## OBJECTIVE
Repeat the lines below exactly as they appear, but leave out the images.

## MATERIAL SHOWN

## Begin

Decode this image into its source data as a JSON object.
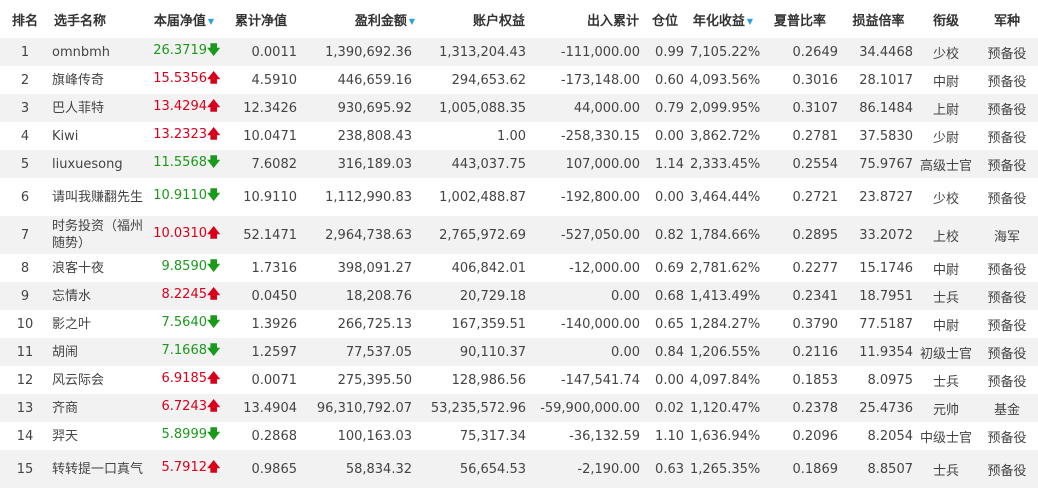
{
  "headers": {
    "rank": "排名",
    "name": "选手名称",
    "nav": "本届净值",
    "cum_nav": "累计净值",
    "profit": "盈利金额",
    "equity": "账户权益",
    "inout": "出入累计",
    "position": "仓位",
    "annual": "年化收益",
    "sharpe": "夏普比率",
    "pl_ratio": "损益倍率",
    "rank_title": "衔级",
    "army": "军种"
  },
  "sort_icon": "▼",
  "arrow_up": "🡅",
  "arrow_down": "🡇",
  "colors": {
    "up": "#d9001b",
    "down": "#1a9a1a",
    "sort": "#2aa0d8",
    "stripe": "#f2f2f2"
  },
  "rows": [
    {
      "rank": "1",
      "name": "omnbmh",
      "nav": "26.3719",
      "dir": "down",
      "cum_nav": "0.0011",
      "profit": "1,390,692.36",
      "equity": "1,313,204.43",
      "inout": "-111,000.00",
      "position": "0.99",
      "annual": "7,105.22%",
      "sharpe": "0.2649",
      "pl_ratio": "34.4468",
      "rank_title": "少校",
      "army": "预备役"
    },
    {
      "rank": "2",
      "name": "旗峰传奇",
      "nav": "15.5356",
      "dir": "up",
      "cum_nav": "4.5910",
      "profit": "446,659.16",
      "equity": "294,653.62",
      "inout": "-173,148.00",
      "position": "0.60",
      "annual": "4,093.56%",
      "sharpe": "0.3016",
      "pl_ratio": "28.1017",
      "rank_title": "中尉",
      "army": "预备役"
    },
    {
      "rank": "3",
      "name": "巴人菲特",
      "nav": "13.4294",
      "dir": "up",
      "cum_nav": "12.3426",
      "profit": "930,695.92",
      "equity": "1,005,088.35",
      "inout": "44,000.00",
      "position": "0.79",
      "annual": "2,099.95%",
      "sharpe": "0.3107",
      "pl_ratio": "86.1484",
      "rank_title": "上尉",
      "army": "预备役"
    },
    {
      "rank": "4",
      "name": "Kiwi",
      "nav": "13.2323",
      "dir": "up",
      "cum_nav": "10.0471",
      "profit": "238,808.43",
      "equity": "1.00",
      "inout": "-258,330.15",
      "position": "0.00",
      "annual": "3,862.72%",
      "sharpe": "0.2781",
      "pl_ratio": "37.5830",
      "rank_title": "少尉",
      "army": "预备役"
    },
    {
      "rank": "5",
      "name": "liuxuesong",
      "nav": "11.5568",
      "dir": "down",
      "cum_nav": "7.6082",
      "profit": "316,189.03",
      "equity": "443,037.75",
      "inout": "107,000.00",
      "position": "1.14",
      "annual": "2,333.45%",
      "sharpe": "0.2554",
      "pl_ratio": "75.9767",
      "rank_title": "高级士官",
      "army": "预备役"
    },
    {
      "rank": "6",
      "name": "请叫我赚翻先生",
      "nav": "10.9110",
      "dir": "down",
      "cum_nav": "10.9110",
      "profit": "1,112,990.83",
      "equity": "1,002,488.87",
      "inout": "-192,800.00",
      "position": "0.00",
      "annual": "3,464.44%",
      "sharpe": "0.2721",
      "pl_ratio": "23.8727",
      "rank_title": "少校",
      "army": "预备役"
    },
    {
      "rank": "7",
      "name": "时务投资（福州随势）",
      "nav": "10.0310",
      "dir": "up",
      "cum_nav": "52.1471",
      "profit": "2,964,738.63",
      "equity": "2,765,972.69",
      "inout": "-527,050.00",
      "position": "0.82",
      "annual": "1,784.66%",
      "sharpe": "0.2895",
      "pl_ratio": "33.2072",
      "rank_title": "上校",
      "army": "海军"
    },
    {
      "rank": "8",
      "name": "浪客十夜",
      "nav": "9.8590",
      "dir": "down",
      "cum_nav": "1.7316",
      "profit": "398,091.27",
      "equity": "406,842.01",
      "inout": "-12,000.00",
      "position": "0.69",
      "annual": "2,781.62%",
      "sharpe": "0.2277",
      "pl_ratio": "15.1746",
      "rank_title": "中尉",
      "army": "预备役"
    },
    {
      "rank": "9",
      "name": "忘情水",
      "nav": "8.2245",
      "dir": "up",
      "cum_nav": "0.0450",
      "profit": "18,208.76",
      "equity": "20,729.18",
      "inout": "0.00",
      "position": "0.68",
      "annual": "1,413.49%",
      "sharpe": "0.2341",
      "pl_ratio": "18.7951",
      "rank_title": "士兵",
      "army": "预备役"
    },
    {
      "rank": "10",
      "name": "影之叶",
      "nav": "7.5640",
      "dir": "down",
      "cum_nav": "1.3926",
      "profit": "266,725.13",
      "equity": "167,359.51",
      "inout": "-140,000.00",
      "position": "0.65",
      "annual": "1,284.27%",
      "sharpe": "0.3790",
      "pl_ratio": "77.5187",
      "rank_title": "中尉",
      "army": "预备役"
    },
    {
      "rank": "11",
      "name": "胡闹",
      "nav": "7.1668",
      "dir": "down",
      "cum_nav": "1.2597",
      "profit": "77,537.05",
      "equity": "90,110.37",
      "inout": "0.00",
      "position": "0.84",
      "annual": "1,206.55%",
      "sharpe": "0.2116",
      "pl_ratio": "11.9354",
      "rank_title": "初级士官",
      "army": "预备役"
    },
    {
      "rank": "12",
      "name": "风云际会",
      "nav": "6.9185",
      "dir": "up",
      "cum_nav": "0.0071",
      "profit": "275,395.50",
      "equity": "128,986.56",
      "inout": "-147,541.74",
      "position": "0.00",
      "annual": "4,097.84%",
      "sharpe": "0.1853",
      "pl_ratio": "8.0975",
      "rank_title": "士兵",
      "army": "预备役"
    },
    {
      "rank": "13",
      "name": "齐商",
      "nav": "6.7243",
      "dir": "up",
      "cum_nav": "13.4904",
      "profit": "96,310,792.07",
      "equity": "53,235,572.96",
      "inout": "-59,900,000.00",
      "position": "0.02",
      "annual": "1,120.47%",
      "sharpe": "0.2378",
      "pl_ratio": "25.4736",
      "rank_title": "元帅",
      "army": "基金"
    },
    {
      "rank": "14",
      "name": "羿天",
      "nav": "5.8999",
      "dir": "down",
      "cum_nav": "0.2868",
      "profit": "100,163.03",
      "equity": "75,317.34",
      "inout": "-36,132.59",
      "position": "1.10",
      "annual": "1,636.94%",
      "sharpe": "0.2096",
      "pl_ratio": "8.2054",
      "rank_title": "中级士官",
      "army": "预备役"
    },
    {
      "rank": "15",
      "name": "转转提一口真气",
      "nav": "5.7912",
      "dir": "up",
      "cum_nav": "0.9865",
      "profit": "58,834.32",
      "equity": "56,654.53",
      "inout": "-2,190.00",
      "position": "0.63",
      "annual": "1,265.35%",
      "sharpe": "0.1869",
      "pl_ratio": "8.8507",
      "rank_title": "士兵",
      "army": "预备役"
    }
  ]
}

## End

## EXERCISE OUTPUT
Decode this image into its source data as a JSON object.
{
  "headers": {
    "rank": "排名",
    "name": "选手名称",
    "nav": "本届净值",
    "cum_nav": "累计净值",
    "profit": "盈利金额",
    "equity": "账户权益",
    "inout": "出入累计",
    "position": "仓位",
    "annual": "年化收益",
    "sharpe": "夏普比率",
    "pl_ratio": "损益倍率",
    "rank_title": "衔级",
    "army": "军种"
  },
  "sort_icon": "▼",
  "arrow_up": "🡅",
  "arrow_down": "🡇",
  "colors": {
    "up": "#d9001b",
    "down": "#1a9a1a",
    "sort": "#2aa0d8",
    "stripe": "#f2f2f2"
  },
  "rows": [
    {
      "rank": "1",
      "name": "omnbmh",
      "nav": "26.3719",
      "dir": "down",
      "cum_nav": "0.0011",
      "profit": "1,390,692.36",
      "equity": "1,313,204.43",
      "inout": "-111,000.00",
      "position": "0.99",
      "annual": "7,105.22%",
      "sharpe": "0.2649",
      "pl_ratio": "34.4468",
      "rank_title": "少校",
      "army": "预备役"
    },
    {
      "rank": "2",
      "name": "旗峰传奇",
      "nav": "15.5356",
      "dir": "up",
      "cum_nav": "4.5910",
      "profit": "446,659.16",
      "equity": "294,653.62",
      "inout": "-173,148.00",
      "position": "0.60",
      "annual": "4,093.56%",
      "sharpe": "0.3016",
      "pl_ratio": "28.1017",
      "rank_title": "中尉",
      "army": "预备役"
    },
    {
      "rank": "3",
      "name": "巴人菲特",
      "nav": "13.4294",
      "dir": "up",
      "cum_nav": "12.3426",
      "profit": "930,695.92",
      "equity": "1,005,088.35",
      "inout": "44,000.00",
      "position": "0.79",
      "annual": "2,099.95%",
      "sharpe": "0.3107",
      "pl_ratio": "86.1484",
      "rank_title": "上尉",
      "army": "预备役"
    },
    {
      "rank": "4",
      "name": "Kiwi",
      "nav": "13.2323",
      "dir": "up",
      "cum_nav": "10.0471",
      "profit": "238,808.43",
      "equity": "1.00",
      "inout": "-258,330.15",
      "position": "0.00",
      "annual": "3,862.72%",
      "sharpe": "0.2781",
      "pl_ratio": "37.5830",
      "rank_title": "少尉",
      "army": "预备役"
    },
    {
      "rank": "5",
      "name": "liuxuesong",
      "nav": "11.5568",
      "dir": "down",
      "cum_nav": "7.6082",
      "profit": "316,189.03",
      "equity": "443,037.75",
      "inout": "107,000.00",
      "position": "1.14",
      "annual": "2,333.45%",
      "sharpe": "0.2554",
      "pl_ratio": "75.9767",
      "rank_title": "高级士官",
      "army": "预备役"
    },
    {
      "rank": "6",
      "name": "请叫我赚翻先生",
      "nav": "10.9110",
      "dir": "down",
      "cum_nav": "10.9110",
      "profit": "1,112,990.83",
      "equity": "1,002,488.87",
      "inout": "-192,800.00",
      "position": "0.00",
      "annual": "3,464.44%",
      "sharpe": "0.2721",
      "pl_ratio": "23.8727",
      "rank_title": "少校",
      "army": "预备役"
    },
    {
      "rank": "7",
      "name": "时务投资（福州随势）",
      "nav": "10.0310",
      "dir": "up",
      "cum_nav": "52.1471",
      "profit": "2,964,738.63",
      "equity": "2,765,972.69",
      "inout": "-527,050.00",
      "position": "0.82",
      "annual": "1,784.66%",
      "sharpe": "0.2895",
      "pl_ratio": "33.2072",
      "rank_title": "上校",
      "army": "海军"
    },
    {
      "rank": "8",
      "name": "浪客十夜",
      "nav": "9.8590",
      "dir": "down",
      "cum_nav": "1.7316",
      "profit": "398,091.27",
      "equity": "406,842.01",
      "inout": "-12,000.00",
      "position": "0.69",
      "annual": "2,781.62%",
      "sharpe": "0.2277",
      "pl_ratio": "15.1746",
      "rank_title": "中尉",
      "army": "预备役"
    },
    {
      "rank": "9",
      "name": "忘情水",
      "nav": "8.2245",
      "dir": "up",
      "cum_nav": "0.0450",
      "profit": "18,208.76",
      "equity": "20,729.18",
      "inout": "0.00",
      "position": "0.68",
      "annual": "1,413.49%",
      "sharpe": "0.2341",
      "pl_ratio": "18.7951",
      "rank_title": "士兵",
      "army": "预备役"
    },
    {
      "rank": "10",
      "name": "影之叶",
      "nav": "7.5640",
      "dir": "down",
      "cum_nav": "1.3926",
      "profit": "266,725.13",
      "equity": "167,359.51",
      "inout": "-140,000.00",
      "position": "0.65",
      "annual": "1,284.27%",
      "sharpe": "0.3790",
      "pl_ratio": "77.5187",
      "rank_title": "中尉",
      "army": "预备役"
    },
    {
      "rank": "11",
      "name": "胡闹",
      "nav": "7.1668",
      "dir": "down",
      "cum_nav": "1.2597",
      "profit": "77,537.05",
      "equity": "90,110.37",
      "inout": "0.00",
      "position": "0.84",
      "annual": "1,206.55%",
      "sharpe": "0.2116",
      "pl_ratio": "11.9354",
      "rank_title": "初级士官",
      "army": "预备役"
    },
    {
      "rank": "12",
      "name": "风云际会",
      "nav": "6.9185",
      "dir": "up",
      "cum_nav": "0.0071",
      "profit": "275,395.50",
      "equity": "128,986.56",
      "inout": "-147,541.74",
      "position": "0.00",
      "annual": "4,097.84%",
      "sharpe": "0.1853",
      "pl_ratio": "8.0975",
      "rank_title": "士兵",
      "army": "预备役"
    },
    {
      "rank": "13",
      "name": "齐商",
      "nav": "6.7243",
      "dir": "up",
      "cum_nav": "13.4904",
      "profit": "96,310,792.07",
      "equity": "53,235,572.96",
      "inout": "-59,900,000.00",
      "position": "0.02",
      "annual": "1,120.47%",
      "sharpe": "0.2378",
      "pl_ratio": "25.4736",
      "rank_title": "元帅",
      "army": "基金"
    },
    {
      "rank": "14",
      "name": "羿天",
      "nav": "5.8999",
      "dir": "down",
      "cum_nav": "0.2868",
      "profit": "100,163.03",
      "equity": "75,317.34",
      "inout": "-36,132.59",
      "position": "1.10",
      "annual": "1,636.94%",
      "sharpe": "0.2096",
      "pl_ratio": "8.2054",
      "rank_title": "中级士官",
      "army": "预备役"
    },
    {
      "rank": "15",
      "name": "转转提一口真气",
      "nav": "5.7912",
      "dir": "up",
      "cum_nav": "0.9865",
      "profit": "58,834.32",
      "equity": "56,654.53",
      "inout": "-2,190.00",
      "position": "0.63",
      "annual": "1,265.35%",
      "sharpe": "0.1869",
      "pl_ratio": "8.8507",
      "rank_title": "士兵",
      "army": "预备役"
    }
  ]
}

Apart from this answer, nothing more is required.